◆ Task prompt: Copy out every line that contains "Консерви".

◆ Stored rows:
= = = = = = =

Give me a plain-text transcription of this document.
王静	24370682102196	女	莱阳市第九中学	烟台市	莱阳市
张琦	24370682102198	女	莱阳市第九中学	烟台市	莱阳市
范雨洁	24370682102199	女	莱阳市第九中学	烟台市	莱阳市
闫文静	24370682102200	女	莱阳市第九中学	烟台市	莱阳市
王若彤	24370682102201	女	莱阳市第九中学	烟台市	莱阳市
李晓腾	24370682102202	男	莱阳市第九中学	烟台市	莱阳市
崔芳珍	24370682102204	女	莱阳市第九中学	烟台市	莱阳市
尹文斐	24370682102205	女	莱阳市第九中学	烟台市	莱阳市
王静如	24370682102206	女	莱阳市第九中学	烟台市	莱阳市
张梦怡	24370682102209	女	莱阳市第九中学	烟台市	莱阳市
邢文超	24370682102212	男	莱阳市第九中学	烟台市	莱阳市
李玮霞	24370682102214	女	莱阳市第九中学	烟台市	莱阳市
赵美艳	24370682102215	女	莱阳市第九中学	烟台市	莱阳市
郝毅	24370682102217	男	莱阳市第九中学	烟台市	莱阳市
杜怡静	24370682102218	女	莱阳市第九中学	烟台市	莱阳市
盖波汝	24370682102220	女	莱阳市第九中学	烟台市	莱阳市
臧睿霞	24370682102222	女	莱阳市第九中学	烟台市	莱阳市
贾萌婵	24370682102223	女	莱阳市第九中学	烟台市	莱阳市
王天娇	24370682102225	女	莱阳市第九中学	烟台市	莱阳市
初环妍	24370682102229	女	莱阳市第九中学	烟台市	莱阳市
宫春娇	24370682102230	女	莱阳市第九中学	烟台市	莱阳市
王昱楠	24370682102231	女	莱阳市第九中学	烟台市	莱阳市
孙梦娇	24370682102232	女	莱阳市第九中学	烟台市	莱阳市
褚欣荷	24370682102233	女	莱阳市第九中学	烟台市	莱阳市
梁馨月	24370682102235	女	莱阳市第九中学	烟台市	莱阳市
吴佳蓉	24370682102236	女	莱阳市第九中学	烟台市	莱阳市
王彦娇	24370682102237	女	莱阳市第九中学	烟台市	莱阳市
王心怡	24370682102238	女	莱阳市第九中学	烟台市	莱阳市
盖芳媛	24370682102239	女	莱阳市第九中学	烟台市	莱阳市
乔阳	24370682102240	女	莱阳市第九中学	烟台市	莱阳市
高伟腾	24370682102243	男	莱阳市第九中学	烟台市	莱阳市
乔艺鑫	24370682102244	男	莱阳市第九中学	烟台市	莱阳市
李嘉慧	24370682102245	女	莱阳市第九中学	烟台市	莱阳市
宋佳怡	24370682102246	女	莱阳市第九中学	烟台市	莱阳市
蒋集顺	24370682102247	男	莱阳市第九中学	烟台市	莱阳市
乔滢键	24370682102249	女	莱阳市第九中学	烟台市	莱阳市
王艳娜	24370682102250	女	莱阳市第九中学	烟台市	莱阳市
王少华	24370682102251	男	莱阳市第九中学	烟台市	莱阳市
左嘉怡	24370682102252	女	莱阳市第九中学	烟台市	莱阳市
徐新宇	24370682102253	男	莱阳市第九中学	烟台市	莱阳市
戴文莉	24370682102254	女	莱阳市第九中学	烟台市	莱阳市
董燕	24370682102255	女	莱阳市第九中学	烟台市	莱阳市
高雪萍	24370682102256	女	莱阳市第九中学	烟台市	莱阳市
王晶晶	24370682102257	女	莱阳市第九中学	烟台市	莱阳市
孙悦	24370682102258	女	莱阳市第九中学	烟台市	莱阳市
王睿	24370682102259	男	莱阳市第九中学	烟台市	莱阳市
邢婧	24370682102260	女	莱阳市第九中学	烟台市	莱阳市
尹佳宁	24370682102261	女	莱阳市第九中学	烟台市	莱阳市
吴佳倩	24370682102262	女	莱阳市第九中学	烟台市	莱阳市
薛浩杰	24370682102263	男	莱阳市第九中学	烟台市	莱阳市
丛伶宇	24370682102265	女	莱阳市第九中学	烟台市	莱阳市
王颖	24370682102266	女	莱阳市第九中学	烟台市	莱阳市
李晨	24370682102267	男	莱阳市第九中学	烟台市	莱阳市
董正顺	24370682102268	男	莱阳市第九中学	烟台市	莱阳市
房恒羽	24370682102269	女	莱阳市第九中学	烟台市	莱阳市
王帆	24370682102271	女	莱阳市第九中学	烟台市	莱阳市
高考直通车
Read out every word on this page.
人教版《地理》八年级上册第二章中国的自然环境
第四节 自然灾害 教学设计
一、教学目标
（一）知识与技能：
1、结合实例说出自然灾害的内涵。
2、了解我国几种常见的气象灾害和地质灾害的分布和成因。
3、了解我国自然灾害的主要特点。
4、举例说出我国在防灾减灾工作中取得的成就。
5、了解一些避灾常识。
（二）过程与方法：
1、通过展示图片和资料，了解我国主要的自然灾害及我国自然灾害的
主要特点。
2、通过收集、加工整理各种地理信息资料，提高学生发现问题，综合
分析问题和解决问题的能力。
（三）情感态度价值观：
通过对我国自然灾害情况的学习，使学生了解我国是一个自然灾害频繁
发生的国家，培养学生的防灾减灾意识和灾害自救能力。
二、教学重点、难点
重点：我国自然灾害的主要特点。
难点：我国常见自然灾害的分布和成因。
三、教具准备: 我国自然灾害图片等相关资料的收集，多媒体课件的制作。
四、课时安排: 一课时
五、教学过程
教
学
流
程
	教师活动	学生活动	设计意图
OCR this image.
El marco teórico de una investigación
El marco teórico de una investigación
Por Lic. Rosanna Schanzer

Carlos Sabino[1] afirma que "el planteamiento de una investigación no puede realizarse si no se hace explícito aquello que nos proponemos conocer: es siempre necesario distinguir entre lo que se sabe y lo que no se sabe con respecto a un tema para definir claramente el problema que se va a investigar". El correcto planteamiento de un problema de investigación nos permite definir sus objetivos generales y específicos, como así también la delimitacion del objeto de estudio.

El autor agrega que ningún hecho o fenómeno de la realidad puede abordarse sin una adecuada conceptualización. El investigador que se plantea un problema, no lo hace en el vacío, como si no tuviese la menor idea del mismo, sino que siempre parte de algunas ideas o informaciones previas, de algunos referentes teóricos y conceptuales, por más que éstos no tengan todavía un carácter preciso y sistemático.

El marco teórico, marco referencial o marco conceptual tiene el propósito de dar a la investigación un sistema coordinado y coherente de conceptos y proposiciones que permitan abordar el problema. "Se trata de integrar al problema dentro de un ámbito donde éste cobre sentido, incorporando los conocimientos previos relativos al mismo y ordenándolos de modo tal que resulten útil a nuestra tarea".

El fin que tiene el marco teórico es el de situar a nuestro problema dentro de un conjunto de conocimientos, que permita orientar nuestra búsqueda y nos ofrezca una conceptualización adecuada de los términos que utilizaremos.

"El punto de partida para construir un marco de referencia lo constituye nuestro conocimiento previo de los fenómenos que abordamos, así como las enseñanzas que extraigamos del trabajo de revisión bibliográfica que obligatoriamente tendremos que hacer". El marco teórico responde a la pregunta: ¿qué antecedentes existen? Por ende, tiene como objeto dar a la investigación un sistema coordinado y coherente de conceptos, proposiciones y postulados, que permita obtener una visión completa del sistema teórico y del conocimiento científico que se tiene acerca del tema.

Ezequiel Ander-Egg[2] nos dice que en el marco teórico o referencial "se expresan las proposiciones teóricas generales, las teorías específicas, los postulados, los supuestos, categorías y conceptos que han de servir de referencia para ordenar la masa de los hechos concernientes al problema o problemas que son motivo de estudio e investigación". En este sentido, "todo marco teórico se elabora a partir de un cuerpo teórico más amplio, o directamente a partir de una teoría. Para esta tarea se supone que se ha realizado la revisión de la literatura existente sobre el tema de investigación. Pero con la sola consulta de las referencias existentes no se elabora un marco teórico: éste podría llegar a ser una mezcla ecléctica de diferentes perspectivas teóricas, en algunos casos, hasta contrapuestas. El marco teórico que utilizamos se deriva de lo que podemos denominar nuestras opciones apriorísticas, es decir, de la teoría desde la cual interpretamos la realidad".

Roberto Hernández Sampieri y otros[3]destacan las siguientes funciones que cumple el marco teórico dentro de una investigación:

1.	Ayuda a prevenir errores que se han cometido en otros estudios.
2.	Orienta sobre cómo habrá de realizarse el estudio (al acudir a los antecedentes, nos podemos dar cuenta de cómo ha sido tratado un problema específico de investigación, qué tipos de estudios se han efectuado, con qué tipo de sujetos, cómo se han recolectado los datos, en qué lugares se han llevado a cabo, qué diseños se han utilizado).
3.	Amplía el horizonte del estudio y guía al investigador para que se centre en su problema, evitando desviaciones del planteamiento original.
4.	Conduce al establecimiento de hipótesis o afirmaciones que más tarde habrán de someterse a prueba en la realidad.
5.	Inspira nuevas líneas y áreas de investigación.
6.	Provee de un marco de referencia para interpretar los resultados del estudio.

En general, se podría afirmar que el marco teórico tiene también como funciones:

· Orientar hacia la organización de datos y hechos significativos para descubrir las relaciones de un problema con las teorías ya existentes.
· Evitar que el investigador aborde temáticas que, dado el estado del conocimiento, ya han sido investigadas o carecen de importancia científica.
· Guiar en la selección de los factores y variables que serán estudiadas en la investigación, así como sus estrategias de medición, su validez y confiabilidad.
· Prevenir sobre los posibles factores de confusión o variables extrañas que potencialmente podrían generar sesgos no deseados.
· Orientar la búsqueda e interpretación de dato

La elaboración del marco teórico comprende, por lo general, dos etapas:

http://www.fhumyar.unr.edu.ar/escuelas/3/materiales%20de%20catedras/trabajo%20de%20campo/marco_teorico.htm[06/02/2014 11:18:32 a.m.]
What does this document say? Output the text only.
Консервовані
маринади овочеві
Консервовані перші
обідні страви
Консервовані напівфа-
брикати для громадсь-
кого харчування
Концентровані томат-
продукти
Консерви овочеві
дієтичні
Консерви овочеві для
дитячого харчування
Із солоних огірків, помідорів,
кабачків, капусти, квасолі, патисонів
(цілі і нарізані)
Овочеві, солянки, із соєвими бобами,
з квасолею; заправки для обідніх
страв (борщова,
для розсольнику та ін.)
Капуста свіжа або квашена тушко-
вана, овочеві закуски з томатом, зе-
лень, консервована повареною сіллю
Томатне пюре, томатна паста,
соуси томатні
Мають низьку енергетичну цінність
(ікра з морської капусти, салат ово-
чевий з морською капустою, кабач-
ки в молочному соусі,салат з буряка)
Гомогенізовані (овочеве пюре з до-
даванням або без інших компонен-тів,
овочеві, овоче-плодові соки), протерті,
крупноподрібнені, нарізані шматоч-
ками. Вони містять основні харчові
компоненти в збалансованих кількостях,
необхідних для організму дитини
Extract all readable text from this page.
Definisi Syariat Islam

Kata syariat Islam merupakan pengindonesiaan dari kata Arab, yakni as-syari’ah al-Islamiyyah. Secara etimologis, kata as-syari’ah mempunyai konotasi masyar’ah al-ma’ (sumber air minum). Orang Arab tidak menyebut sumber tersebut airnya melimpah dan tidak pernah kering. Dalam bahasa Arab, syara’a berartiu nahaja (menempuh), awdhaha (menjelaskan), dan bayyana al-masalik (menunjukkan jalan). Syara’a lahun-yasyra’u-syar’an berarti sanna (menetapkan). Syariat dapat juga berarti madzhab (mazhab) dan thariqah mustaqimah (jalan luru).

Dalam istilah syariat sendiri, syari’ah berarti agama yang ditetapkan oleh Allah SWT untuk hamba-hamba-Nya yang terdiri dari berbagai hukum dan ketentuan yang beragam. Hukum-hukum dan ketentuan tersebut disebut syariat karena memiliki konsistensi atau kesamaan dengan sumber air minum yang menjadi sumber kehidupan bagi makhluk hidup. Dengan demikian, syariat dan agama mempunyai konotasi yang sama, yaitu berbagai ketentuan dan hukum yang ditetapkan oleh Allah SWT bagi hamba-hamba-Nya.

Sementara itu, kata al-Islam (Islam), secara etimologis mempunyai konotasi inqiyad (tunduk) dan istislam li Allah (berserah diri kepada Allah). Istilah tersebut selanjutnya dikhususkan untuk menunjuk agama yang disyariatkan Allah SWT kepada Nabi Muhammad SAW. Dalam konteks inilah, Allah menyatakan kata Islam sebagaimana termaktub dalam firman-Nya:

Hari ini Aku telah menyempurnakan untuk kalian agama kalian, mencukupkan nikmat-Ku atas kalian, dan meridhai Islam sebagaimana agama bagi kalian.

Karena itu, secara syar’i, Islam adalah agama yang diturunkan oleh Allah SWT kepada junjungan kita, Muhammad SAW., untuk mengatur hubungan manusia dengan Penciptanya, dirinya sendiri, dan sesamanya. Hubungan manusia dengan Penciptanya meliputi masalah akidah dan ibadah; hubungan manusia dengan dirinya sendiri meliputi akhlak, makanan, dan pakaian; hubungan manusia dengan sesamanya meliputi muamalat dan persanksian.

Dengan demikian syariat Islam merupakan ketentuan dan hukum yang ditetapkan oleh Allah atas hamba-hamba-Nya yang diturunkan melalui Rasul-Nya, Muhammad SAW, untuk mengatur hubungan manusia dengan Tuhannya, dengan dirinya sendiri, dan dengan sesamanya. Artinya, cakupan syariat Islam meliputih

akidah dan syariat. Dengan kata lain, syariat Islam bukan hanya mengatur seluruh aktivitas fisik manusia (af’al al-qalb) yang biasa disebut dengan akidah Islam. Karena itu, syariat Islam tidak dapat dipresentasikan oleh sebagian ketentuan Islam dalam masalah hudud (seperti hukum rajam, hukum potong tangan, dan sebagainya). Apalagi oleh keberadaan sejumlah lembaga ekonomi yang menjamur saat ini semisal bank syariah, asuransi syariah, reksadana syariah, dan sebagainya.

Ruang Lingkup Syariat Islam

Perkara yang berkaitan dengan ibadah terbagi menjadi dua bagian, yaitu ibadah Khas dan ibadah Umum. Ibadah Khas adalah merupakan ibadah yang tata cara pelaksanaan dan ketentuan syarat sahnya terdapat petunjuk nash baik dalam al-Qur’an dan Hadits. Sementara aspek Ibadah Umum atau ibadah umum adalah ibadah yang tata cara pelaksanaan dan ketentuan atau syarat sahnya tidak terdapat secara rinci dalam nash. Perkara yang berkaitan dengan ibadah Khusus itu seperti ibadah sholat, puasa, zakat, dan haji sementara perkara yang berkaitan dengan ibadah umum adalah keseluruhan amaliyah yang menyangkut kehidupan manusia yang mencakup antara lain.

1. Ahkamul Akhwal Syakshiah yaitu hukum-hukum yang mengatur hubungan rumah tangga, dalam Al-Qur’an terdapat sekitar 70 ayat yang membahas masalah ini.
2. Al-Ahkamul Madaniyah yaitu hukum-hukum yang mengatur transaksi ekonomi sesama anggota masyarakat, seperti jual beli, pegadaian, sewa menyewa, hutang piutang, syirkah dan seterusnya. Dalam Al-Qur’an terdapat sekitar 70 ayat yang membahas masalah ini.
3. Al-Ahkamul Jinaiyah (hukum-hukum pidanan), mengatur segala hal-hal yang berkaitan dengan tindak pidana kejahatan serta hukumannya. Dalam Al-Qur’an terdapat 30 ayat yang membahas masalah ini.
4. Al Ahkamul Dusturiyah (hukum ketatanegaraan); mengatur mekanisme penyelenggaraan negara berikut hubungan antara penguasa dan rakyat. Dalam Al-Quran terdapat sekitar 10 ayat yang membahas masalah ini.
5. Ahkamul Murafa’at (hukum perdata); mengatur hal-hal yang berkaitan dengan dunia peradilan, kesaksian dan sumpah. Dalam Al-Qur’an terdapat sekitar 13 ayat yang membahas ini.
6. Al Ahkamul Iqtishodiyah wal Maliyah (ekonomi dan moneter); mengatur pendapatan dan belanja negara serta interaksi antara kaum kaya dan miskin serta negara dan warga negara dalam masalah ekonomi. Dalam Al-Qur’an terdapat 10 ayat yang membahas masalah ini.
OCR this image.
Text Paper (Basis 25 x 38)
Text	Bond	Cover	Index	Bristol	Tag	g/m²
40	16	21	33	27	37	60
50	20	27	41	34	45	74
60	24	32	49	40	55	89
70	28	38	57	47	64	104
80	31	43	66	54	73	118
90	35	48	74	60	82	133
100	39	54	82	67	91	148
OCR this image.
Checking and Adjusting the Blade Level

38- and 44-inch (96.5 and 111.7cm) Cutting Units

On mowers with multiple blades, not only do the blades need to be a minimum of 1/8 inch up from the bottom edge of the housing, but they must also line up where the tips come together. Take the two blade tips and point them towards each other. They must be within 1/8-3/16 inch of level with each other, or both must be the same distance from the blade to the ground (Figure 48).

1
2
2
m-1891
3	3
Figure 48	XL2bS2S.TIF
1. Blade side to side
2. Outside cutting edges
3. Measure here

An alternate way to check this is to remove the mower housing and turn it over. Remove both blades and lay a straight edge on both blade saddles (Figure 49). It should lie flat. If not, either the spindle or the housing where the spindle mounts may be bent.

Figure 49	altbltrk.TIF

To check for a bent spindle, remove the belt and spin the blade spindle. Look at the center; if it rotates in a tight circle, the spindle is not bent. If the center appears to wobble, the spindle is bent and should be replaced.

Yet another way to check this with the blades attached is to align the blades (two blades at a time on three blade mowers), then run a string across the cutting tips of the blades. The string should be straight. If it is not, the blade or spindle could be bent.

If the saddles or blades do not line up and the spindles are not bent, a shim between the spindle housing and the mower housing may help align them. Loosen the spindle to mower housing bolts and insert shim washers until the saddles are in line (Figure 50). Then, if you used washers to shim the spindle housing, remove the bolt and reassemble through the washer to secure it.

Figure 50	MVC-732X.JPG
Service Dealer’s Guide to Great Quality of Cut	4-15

= = = = = = =

◆ Problem solution:
Консерви овочеві
Консерви овочеві для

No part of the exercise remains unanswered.